● Aim
Identify the lines holding "color" and copy them.

● Provided material

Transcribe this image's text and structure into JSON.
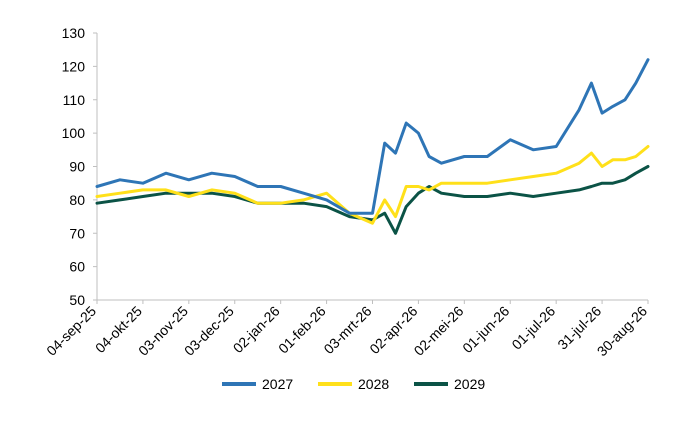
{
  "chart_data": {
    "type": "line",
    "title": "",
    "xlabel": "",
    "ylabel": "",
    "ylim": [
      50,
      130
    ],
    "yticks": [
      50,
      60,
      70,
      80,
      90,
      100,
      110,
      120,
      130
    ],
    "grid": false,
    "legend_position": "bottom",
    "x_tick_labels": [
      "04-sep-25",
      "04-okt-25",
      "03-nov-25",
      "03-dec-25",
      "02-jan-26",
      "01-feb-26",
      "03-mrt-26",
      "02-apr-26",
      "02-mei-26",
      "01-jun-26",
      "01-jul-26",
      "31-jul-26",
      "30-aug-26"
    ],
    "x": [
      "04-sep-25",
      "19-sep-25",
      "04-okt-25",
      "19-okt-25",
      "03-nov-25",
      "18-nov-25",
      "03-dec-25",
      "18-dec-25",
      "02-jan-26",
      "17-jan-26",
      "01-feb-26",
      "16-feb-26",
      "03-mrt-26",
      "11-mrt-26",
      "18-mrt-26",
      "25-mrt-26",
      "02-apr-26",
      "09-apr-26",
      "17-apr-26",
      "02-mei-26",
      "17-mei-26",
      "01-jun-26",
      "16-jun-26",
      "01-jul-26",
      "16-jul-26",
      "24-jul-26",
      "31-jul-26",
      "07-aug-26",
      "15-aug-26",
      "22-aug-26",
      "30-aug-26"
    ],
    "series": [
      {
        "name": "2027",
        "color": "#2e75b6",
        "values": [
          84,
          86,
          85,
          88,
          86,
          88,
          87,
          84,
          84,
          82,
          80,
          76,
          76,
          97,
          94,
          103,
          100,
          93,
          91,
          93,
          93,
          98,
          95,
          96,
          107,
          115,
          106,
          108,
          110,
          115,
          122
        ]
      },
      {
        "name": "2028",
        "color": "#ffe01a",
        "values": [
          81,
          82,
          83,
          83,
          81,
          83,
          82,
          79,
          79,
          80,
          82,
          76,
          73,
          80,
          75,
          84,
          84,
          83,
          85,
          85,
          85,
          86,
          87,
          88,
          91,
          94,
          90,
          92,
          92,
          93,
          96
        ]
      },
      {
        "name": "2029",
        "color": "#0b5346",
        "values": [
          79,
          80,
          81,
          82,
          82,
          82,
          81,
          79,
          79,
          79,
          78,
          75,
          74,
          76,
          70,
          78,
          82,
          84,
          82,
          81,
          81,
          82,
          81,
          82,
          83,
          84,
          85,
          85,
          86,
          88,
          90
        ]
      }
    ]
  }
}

● The response
        "color": "#2e75b6",
        "color": "#ffe01a",
        "color": "#0b5346",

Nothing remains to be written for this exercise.